Task brief. Return each line of the records holding the string "Charge".

======== Dataset entries ========

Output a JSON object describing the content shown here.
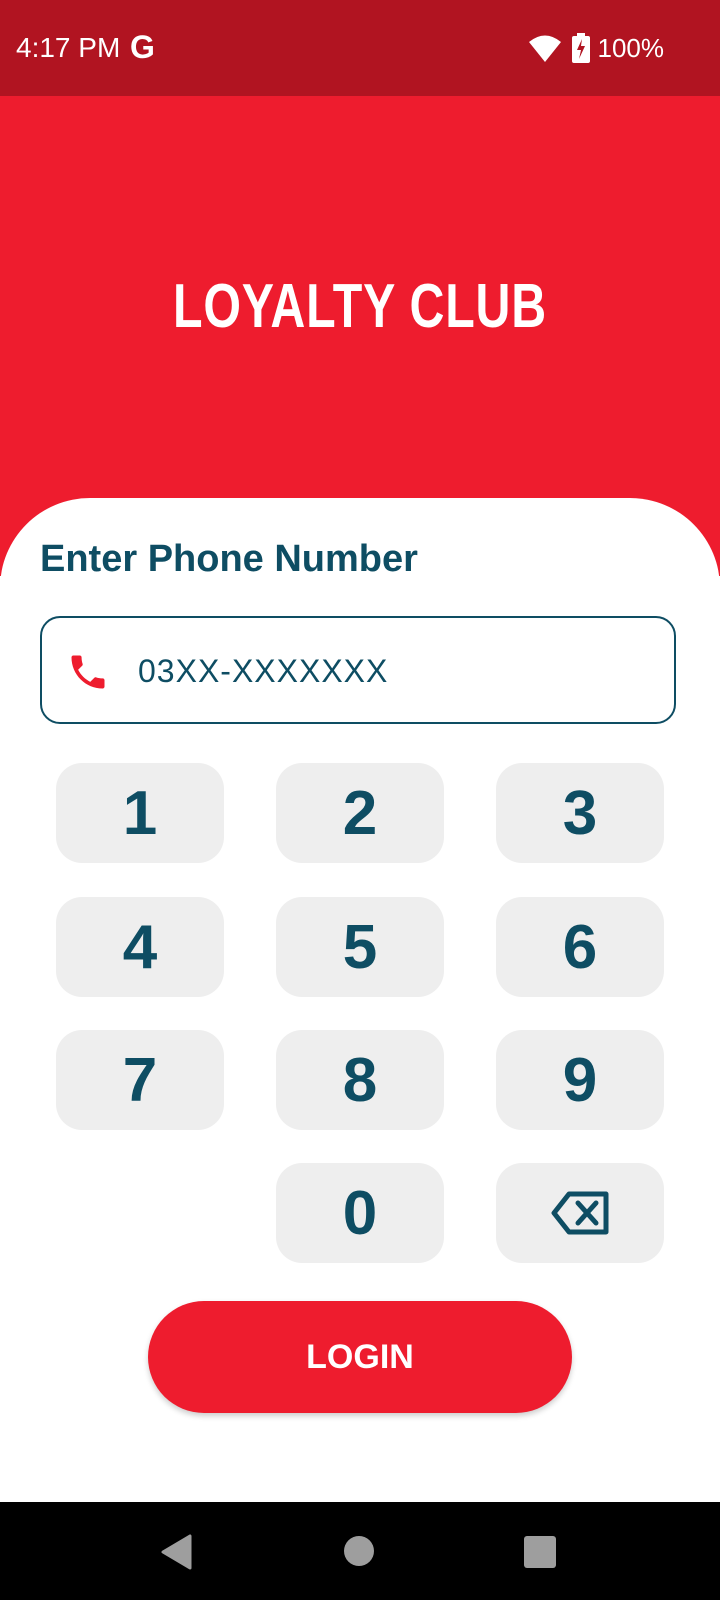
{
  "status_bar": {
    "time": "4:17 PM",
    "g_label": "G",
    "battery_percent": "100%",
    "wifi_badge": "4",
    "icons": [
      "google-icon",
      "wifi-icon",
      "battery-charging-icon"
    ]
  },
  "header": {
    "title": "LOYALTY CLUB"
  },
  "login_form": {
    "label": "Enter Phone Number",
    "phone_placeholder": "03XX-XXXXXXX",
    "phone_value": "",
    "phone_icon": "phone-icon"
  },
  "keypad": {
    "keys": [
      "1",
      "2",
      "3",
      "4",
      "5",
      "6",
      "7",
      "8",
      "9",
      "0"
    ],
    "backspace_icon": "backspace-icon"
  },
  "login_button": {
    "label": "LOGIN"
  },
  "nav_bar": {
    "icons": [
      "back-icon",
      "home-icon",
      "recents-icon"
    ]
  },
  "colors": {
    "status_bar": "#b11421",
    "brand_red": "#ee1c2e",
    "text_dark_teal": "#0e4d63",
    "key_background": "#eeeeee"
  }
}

========
======== Dataset entries ========

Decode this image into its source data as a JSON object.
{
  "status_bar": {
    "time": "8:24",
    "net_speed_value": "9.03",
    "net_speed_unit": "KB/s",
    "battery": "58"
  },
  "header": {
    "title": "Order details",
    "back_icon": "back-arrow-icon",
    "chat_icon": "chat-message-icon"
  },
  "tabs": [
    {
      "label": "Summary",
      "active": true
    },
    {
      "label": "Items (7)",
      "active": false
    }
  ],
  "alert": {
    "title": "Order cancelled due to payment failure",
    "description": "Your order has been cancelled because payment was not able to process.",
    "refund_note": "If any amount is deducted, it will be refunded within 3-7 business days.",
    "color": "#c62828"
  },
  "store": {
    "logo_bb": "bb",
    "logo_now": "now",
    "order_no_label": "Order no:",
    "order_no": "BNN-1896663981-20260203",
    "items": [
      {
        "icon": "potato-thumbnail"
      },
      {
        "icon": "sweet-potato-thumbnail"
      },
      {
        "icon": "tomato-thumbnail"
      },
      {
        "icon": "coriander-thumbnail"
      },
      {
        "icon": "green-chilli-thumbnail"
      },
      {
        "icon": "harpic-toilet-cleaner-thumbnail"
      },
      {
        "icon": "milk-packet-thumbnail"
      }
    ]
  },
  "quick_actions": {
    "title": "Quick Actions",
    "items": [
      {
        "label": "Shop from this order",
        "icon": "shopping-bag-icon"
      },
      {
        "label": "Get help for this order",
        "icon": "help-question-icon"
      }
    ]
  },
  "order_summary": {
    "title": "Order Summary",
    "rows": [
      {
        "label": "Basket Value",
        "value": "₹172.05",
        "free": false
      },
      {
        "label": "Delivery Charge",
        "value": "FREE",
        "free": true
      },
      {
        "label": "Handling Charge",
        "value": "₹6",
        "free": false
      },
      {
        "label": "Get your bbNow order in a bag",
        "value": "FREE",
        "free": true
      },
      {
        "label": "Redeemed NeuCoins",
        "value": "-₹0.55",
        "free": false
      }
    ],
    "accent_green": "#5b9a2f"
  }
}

========

Answer to the exercise.
        "label": "Delivery Charge",
        "label": "Handling Charge",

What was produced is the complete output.